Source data
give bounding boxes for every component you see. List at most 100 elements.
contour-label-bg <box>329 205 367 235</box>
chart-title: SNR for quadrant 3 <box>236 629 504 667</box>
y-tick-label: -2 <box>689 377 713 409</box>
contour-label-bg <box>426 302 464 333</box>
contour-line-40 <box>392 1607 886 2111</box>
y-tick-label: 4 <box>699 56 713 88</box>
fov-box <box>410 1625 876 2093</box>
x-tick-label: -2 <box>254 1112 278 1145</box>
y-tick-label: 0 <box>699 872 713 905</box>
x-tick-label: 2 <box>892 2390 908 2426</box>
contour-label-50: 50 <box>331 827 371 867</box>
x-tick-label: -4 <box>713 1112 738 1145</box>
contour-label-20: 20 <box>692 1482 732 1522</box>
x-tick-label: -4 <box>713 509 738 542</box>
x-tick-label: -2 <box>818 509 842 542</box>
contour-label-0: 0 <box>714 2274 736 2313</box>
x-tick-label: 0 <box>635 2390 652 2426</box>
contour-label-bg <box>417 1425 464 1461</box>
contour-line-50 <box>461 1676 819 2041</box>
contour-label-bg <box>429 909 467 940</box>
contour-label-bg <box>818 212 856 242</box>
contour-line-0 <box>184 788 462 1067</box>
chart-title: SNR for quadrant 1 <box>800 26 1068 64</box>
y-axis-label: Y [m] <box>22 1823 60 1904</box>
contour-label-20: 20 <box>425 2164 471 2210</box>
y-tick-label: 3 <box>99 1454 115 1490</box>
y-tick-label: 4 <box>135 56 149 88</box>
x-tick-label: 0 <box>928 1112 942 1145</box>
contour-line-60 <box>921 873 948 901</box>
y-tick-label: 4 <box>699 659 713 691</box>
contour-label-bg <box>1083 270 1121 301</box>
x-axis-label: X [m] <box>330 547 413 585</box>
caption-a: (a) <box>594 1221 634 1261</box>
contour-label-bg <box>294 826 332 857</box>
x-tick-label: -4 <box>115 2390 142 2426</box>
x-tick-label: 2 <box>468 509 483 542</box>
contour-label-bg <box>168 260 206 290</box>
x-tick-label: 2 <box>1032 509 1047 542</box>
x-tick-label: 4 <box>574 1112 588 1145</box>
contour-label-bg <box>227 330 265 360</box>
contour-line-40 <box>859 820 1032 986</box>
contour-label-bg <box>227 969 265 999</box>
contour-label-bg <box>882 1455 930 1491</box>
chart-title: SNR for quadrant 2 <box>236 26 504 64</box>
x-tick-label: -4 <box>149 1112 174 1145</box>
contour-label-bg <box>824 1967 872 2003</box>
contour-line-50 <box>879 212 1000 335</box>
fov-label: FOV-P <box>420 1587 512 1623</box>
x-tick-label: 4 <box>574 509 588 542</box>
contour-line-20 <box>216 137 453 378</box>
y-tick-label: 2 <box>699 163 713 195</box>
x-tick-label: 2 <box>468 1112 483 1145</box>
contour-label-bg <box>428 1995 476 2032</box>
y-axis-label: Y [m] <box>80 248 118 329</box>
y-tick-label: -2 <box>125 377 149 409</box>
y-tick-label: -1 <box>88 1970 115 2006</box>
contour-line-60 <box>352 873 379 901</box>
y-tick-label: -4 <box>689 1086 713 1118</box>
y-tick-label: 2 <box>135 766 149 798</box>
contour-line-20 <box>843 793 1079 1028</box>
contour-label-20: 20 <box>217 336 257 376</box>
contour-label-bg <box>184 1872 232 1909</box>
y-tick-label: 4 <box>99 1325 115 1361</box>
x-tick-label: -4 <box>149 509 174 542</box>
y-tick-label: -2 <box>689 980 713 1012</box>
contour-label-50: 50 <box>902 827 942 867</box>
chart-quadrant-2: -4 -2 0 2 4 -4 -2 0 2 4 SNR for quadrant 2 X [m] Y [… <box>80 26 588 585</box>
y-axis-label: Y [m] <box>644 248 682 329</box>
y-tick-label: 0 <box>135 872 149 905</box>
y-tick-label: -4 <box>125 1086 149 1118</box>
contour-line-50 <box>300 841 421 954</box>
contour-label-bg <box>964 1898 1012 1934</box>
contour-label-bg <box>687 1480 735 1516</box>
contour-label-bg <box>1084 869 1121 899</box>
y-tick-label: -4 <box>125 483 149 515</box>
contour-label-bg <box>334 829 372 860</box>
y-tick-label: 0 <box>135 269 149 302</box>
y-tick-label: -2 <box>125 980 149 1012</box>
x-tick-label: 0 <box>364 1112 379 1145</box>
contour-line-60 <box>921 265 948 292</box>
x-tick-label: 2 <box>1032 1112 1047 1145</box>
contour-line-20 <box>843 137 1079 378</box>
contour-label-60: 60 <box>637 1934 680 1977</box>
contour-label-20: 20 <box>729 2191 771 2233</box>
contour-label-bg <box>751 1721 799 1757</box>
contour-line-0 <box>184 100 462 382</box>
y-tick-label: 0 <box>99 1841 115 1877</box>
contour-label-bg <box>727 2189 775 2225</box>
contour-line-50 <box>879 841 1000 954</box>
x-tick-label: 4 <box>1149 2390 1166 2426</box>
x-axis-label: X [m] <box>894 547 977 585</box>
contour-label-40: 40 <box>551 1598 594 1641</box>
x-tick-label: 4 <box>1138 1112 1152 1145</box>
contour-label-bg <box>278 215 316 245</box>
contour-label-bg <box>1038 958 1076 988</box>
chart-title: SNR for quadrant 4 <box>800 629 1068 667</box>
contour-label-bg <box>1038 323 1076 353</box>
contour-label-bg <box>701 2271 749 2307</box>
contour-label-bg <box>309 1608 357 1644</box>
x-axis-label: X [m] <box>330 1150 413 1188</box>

WHAT NEEDS TO BE DONE:
Copy the rows from the first one through the line containing "x-tick-label: -2 <box>818 509 842 542</box>", including both, and reproduce them exactly.

THE RESPONSE:
give bounding boxes for every component you see. List at most 100 elements.
contour-label-bg <box>329 205 367 235</box>
chart-title: SNR for quadrant 3 <box>236 629 504 667</box>
y-tick-label: -2 <box>689 377 713 409</box>
contour-label-bg <box>426 302 464 333</box>
contour-line-40 <box>392 1607 886 2111</box>
y-tick-label: 4 <box>699 56 713 88</box>
fov-box <box>410 1625 876 2093</box>
x-tick-label: -2 <box>254 1112 278 1145</box>
y-tick-label: 0 <box>699 872 713 905</box>
x-tick-label: 2 <box>892 2390 908 2426</box>
contour-label-50: 50 <box>331 827 371 867</box>
x-tick-label: -4 <box>713 1112 738 1145</box>
contour-label-20: 20 <box>692 1482 732 1522</box>
x-tick-label: -4 <box>713 509 738 542</box>
x-tick-label: -2 <box>818 509 842 542</box>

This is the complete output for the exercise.